▶ [Exercise inputs]
<<<<
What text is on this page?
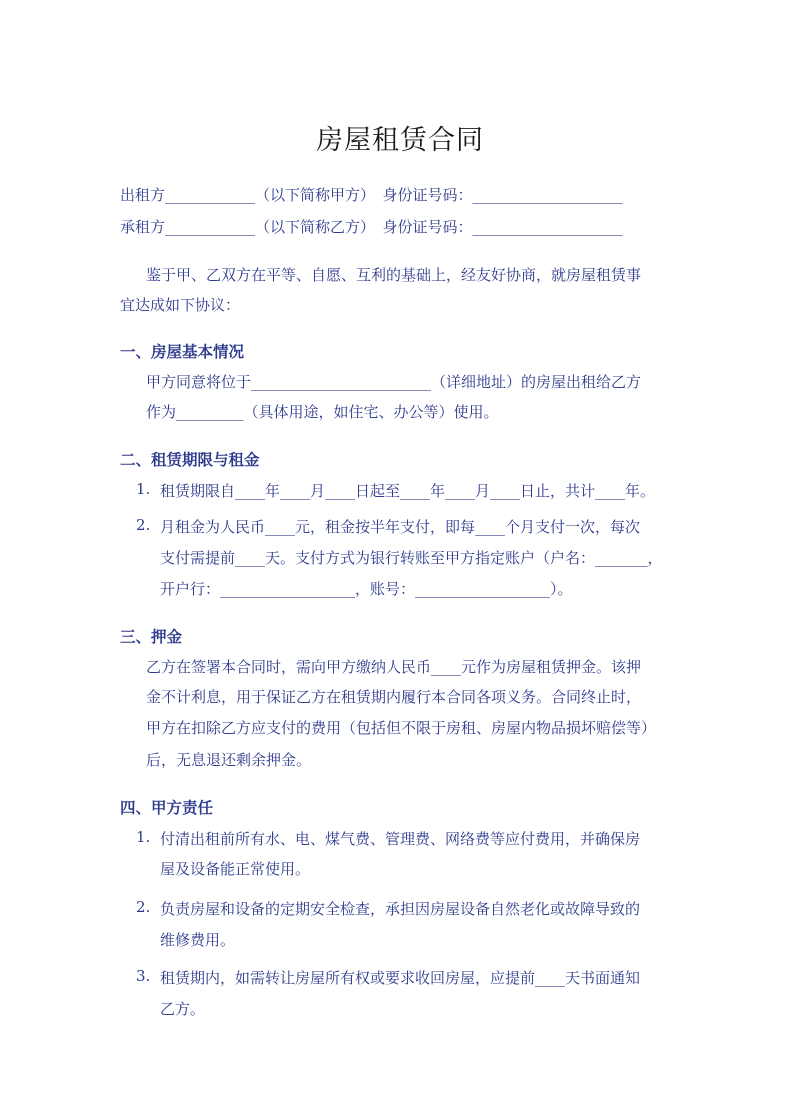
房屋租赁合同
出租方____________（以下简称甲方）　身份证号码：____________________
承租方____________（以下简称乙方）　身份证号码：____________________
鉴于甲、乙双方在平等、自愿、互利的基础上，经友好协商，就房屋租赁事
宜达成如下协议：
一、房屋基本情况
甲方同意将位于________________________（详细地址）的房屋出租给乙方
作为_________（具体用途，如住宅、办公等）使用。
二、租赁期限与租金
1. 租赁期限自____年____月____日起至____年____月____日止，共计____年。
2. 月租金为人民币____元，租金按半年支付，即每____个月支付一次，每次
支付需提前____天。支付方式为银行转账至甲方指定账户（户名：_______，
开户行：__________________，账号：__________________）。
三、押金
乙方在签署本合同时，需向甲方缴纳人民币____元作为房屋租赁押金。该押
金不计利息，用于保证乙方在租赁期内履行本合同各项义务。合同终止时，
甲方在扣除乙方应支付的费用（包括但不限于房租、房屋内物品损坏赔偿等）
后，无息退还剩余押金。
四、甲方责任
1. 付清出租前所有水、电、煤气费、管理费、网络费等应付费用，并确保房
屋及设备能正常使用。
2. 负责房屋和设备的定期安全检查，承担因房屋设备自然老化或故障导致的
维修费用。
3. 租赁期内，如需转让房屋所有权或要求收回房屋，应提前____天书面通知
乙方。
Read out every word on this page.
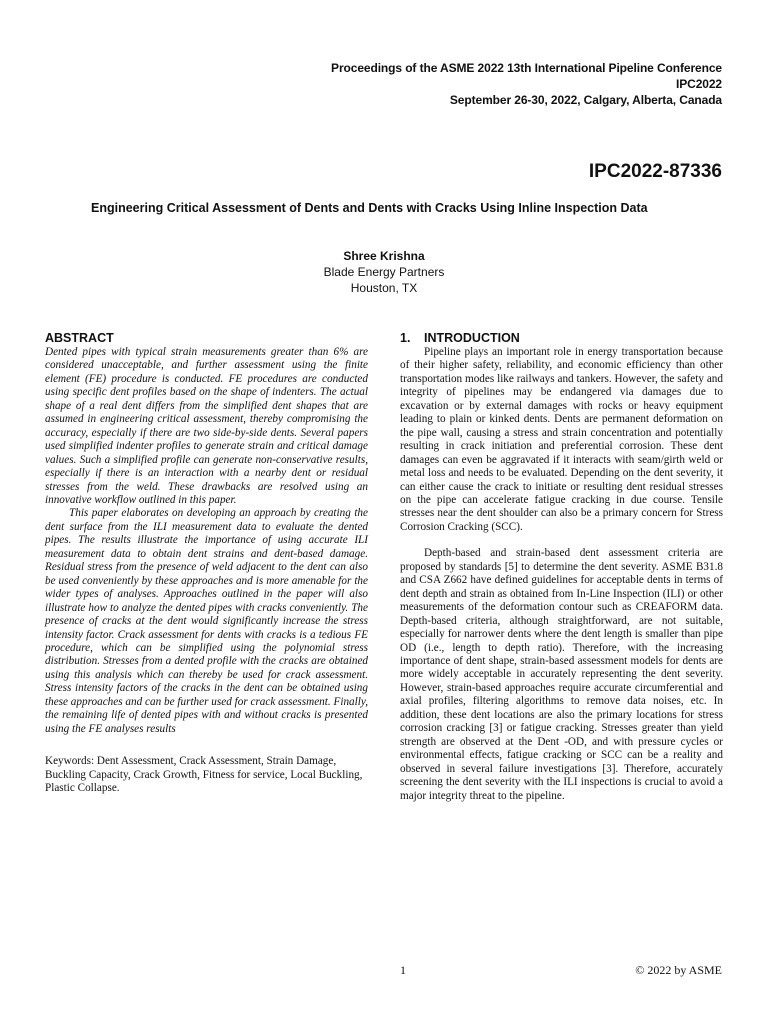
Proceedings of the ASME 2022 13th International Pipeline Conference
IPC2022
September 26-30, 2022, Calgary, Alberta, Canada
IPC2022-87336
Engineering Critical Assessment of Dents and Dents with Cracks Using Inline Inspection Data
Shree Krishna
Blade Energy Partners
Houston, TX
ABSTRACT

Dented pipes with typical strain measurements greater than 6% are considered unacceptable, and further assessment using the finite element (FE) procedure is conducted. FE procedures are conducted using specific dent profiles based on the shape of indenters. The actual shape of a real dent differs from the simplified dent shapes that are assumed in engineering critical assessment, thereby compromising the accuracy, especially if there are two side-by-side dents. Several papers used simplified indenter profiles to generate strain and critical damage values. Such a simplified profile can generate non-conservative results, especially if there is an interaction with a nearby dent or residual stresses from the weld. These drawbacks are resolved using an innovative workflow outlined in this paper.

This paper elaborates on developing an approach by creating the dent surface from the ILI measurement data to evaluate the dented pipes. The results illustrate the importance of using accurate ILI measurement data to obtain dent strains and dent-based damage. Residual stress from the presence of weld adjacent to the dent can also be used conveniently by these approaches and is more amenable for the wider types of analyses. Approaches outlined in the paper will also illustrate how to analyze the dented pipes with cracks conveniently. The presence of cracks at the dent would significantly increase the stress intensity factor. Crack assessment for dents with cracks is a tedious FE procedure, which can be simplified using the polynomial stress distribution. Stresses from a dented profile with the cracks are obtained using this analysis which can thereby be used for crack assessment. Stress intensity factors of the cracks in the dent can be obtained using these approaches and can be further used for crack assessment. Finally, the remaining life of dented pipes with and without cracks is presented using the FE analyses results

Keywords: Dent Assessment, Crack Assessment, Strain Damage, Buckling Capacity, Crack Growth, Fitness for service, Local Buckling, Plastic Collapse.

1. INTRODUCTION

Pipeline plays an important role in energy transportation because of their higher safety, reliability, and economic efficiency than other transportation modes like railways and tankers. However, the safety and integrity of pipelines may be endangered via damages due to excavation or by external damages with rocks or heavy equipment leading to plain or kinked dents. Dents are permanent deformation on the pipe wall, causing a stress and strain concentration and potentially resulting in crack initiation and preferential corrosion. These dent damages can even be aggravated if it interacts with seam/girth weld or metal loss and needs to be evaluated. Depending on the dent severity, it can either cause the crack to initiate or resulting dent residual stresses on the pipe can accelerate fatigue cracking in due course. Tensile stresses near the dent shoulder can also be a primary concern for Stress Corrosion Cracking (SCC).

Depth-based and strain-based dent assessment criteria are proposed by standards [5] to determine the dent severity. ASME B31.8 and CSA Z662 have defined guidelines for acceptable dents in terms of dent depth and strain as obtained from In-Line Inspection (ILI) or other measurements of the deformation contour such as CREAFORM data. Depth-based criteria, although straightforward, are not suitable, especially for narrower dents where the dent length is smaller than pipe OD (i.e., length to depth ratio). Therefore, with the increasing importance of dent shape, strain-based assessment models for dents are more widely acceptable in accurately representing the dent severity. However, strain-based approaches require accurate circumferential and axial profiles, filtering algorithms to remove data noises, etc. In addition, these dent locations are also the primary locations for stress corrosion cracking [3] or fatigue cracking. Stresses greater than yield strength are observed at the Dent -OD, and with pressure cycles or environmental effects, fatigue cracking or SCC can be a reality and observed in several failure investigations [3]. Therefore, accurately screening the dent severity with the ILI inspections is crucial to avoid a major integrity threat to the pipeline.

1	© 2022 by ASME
>>>>
<<<<
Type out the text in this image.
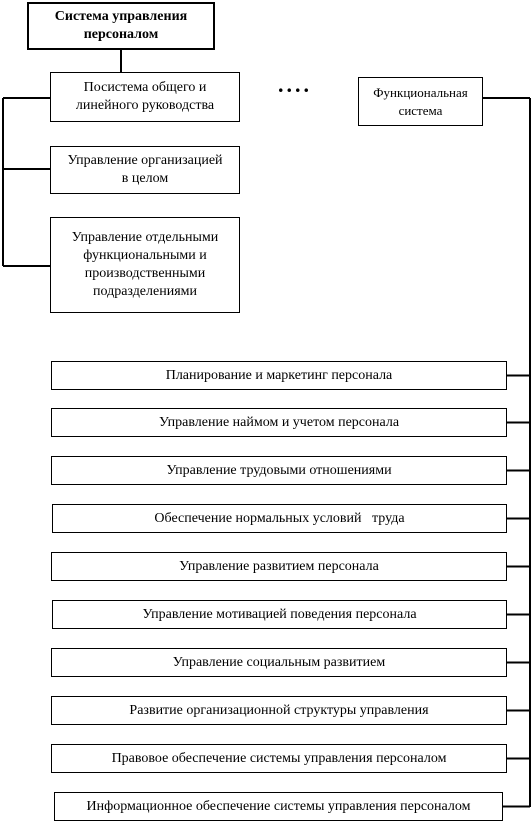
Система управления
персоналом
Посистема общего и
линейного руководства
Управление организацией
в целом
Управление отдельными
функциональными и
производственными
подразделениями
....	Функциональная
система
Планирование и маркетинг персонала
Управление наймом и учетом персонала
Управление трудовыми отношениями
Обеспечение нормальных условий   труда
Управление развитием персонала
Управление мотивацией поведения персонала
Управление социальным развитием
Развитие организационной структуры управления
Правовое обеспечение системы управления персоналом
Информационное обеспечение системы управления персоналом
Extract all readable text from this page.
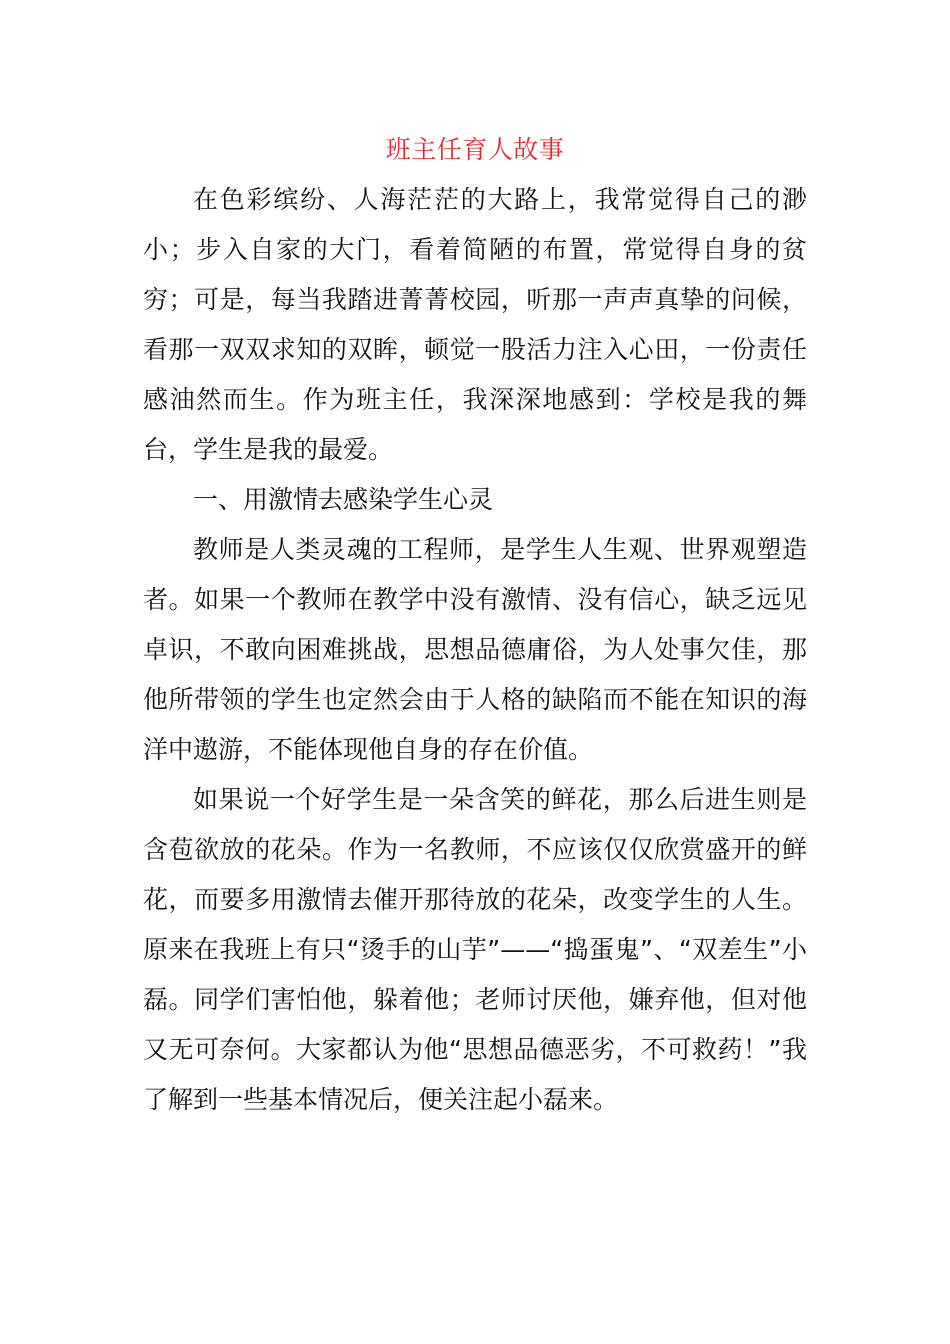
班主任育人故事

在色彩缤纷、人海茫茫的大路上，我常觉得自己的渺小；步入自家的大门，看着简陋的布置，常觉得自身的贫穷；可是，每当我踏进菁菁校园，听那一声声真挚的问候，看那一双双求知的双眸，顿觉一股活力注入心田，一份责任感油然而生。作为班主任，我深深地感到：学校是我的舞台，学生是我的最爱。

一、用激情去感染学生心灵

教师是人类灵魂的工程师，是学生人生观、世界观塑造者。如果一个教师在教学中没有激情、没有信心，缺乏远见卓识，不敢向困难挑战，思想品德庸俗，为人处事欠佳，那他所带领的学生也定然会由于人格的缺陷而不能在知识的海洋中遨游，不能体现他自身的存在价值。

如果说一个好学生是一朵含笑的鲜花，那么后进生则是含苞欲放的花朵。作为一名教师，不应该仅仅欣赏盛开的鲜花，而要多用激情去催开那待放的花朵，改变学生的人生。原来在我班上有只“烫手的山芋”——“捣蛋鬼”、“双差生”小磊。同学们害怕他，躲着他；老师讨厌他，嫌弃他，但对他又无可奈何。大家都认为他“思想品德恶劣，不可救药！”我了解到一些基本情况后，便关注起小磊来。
>>>>
▶ [What to work on]
Show every line where the string "управления" appears.

▶ [Exercise answer]
Система управления
Развитие организационной структуры управления
Правовое обеспечение системы управления персоналом
Информационное обеспечение системы управления персоналом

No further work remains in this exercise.